(Records from a data collection)
========================================

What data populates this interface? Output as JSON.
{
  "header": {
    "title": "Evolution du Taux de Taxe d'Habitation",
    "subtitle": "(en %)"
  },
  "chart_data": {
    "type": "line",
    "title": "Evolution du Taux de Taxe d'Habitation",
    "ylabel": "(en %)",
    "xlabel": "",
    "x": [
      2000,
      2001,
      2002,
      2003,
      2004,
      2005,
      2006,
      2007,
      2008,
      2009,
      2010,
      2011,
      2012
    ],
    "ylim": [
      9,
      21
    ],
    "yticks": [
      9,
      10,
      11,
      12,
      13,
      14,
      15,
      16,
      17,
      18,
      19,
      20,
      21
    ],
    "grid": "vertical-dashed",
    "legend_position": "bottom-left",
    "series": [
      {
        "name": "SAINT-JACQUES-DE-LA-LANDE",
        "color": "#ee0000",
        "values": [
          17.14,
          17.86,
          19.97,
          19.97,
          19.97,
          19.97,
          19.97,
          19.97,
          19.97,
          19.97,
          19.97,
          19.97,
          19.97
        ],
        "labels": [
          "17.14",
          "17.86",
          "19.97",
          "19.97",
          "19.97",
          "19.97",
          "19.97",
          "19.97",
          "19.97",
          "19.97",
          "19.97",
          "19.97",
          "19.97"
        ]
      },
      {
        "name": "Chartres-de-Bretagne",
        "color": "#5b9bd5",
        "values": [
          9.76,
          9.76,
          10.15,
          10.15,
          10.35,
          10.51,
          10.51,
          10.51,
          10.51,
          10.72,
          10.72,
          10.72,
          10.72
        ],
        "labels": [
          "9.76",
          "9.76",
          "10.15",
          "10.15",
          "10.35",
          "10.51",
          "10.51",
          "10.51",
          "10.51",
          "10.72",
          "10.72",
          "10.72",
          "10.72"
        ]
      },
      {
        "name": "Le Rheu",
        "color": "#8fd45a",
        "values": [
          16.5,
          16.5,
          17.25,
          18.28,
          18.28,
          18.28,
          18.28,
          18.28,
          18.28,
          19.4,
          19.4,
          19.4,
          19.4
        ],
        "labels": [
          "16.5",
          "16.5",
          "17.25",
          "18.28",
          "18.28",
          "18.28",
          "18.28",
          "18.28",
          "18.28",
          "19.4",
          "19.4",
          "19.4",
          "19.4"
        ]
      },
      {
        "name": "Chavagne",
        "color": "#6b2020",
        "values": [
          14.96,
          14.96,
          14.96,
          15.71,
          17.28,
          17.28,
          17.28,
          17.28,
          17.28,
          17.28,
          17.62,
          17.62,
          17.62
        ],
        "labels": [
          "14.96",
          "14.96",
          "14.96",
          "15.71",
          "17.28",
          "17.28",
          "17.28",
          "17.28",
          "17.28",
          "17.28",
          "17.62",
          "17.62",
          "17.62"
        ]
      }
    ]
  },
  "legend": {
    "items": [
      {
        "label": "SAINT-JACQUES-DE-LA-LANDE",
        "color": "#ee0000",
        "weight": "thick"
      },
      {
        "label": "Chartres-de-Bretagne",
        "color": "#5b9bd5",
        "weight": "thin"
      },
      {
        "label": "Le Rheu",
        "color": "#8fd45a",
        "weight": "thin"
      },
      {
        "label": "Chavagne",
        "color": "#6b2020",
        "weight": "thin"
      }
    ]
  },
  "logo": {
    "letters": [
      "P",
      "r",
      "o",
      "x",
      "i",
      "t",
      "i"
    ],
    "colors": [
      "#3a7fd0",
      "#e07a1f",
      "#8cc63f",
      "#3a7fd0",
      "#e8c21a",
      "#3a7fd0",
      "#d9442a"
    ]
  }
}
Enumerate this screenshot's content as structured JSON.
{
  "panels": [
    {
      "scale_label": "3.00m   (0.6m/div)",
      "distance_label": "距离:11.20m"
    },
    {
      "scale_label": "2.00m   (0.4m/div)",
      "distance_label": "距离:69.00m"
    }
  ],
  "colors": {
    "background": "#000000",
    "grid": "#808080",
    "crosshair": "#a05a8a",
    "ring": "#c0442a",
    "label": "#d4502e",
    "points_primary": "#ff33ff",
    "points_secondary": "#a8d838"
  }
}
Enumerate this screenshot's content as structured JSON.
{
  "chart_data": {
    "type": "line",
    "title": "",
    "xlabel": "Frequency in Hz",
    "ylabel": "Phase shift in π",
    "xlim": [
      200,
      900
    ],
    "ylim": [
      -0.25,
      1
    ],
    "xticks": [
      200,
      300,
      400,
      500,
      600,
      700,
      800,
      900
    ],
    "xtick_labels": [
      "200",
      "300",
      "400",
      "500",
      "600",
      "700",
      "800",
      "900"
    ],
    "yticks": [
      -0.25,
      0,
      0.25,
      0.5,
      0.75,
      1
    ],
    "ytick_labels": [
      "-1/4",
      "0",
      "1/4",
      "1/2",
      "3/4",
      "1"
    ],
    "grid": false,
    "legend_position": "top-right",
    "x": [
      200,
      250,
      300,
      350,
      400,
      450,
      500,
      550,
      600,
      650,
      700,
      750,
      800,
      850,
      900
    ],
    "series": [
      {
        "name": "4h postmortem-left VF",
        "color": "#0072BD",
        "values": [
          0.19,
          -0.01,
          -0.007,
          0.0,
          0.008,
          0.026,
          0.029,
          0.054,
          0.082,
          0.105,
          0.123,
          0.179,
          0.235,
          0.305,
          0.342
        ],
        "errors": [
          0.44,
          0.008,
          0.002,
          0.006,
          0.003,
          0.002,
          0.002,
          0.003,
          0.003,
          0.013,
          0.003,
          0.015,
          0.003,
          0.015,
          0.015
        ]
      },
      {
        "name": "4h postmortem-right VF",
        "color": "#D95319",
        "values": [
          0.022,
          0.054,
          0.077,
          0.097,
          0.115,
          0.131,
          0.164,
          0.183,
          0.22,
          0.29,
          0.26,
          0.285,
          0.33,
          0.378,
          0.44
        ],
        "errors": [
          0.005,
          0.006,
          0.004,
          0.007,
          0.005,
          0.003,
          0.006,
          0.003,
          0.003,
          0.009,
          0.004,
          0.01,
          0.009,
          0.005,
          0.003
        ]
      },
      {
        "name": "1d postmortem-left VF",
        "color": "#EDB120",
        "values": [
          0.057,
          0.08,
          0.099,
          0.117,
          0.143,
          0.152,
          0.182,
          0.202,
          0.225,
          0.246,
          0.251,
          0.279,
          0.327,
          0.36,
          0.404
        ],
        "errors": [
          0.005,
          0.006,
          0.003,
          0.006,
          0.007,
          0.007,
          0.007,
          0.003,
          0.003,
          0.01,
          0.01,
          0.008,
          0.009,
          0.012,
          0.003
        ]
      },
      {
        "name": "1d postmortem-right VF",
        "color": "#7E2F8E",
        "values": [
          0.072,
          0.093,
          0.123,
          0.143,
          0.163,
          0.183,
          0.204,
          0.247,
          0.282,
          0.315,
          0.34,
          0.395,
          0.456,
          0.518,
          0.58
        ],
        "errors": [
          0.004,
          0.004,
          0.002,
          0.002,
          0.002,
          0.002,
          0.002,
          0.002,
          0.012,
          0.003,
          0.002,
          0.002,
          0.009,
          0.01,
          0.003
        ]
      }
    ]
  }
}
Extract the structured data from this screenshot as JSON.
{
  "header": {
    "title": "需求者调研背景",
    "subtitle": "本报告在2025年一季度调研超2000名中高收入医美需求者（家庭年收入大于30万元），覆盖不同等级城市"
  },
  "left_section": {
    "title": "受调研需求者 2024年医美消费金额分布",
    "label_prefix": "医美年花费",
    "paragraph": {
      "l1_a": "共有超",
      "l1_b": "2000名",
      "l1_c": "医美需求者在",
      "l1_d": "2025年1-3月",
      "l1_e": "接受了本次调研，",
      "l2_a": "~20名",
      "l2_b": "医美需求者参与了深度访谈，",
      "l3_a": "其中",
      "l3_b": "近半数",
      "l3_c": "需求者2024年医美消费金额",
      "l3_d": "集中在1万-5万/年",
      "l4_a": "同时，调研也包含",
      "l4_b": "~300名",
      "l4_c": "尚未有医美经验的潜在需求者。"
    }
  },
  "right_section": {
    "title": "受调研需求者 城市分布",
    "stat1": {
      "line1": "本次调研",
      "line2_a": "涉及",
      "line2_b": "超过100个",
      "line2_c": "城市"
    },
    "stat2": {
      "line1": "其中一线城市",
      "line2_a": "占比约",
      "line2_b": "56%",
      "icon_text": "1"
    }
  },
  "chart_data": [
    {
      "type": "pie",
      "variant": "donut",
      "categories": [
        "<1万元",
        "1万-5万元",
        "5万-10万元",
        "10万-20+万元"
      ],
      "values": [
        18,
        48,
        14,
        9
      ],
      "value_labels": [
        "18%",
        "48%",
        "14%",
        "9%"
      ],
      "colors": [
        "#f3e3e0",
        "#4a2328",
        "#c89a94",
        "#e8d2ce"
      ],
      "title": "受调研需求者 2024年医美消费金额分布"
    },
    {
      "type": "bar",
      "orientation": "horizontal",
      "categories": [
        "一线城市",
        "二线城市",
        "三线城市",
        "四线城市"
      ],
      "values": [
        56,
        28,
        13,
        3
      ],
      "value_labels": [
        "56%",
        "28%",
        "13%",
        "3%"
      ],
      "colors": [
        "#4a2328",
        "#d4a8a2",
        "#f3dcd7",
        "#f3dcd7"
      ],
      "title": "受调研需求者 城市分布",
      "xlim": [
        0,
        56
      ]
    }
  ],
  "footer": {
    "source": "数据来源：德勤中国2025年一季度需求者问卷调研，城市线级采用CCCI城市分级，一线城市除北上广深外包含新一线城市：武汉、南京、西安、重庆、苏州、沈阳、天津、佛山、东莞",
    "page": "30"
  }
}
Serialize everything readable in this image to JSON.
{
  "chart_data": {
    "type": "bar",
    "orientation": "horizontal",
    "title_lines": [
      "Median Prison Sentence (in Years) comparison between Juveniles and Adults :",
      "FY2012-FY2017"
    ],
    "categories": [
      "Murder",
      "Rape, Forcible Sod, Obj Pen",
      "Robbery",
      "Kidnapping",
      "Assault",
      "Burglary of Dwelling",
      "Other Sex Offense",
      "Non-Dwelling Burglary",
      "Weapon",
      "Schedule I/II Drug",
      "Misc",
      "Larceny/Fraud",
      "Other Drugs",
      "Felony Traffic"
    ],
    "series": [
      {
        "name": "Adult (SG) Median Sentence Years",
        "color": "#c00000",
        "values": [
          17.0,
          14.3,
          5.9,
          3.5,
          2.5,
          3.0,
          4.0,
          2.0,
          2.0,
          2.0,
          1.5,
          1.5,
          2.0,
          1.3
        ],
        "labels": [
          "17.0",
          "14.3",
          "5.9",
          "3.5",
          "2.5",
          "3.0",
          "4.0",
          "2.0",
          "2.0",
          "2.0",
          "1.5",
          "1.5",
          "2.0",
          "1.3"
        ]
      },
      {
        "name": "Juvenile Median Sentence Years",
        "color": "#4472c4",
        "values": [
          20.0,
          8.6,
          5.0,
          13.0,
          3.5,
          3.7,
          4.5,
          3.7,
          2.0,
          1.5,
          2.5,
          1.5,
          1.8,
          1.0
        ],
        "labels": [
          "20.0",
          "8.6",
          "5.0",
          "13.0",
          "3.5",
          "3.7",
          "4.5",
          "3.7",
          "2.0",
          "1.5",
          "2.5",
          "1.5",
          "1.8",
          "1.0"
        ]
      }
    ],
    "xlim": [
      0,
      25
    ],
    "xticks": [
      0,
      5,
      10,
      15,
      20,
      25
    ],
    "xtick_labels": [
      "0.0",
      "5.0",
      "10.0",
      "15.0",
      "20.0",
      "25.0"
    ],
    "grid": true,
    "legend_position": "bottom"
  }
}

========================================

## Written instruction
Using the listing above, show each line holding the string "Chartres".

## Expected answer
        "name": "Chartres-de-Bretagne",
        "label": "Chartres-de-Bretagne",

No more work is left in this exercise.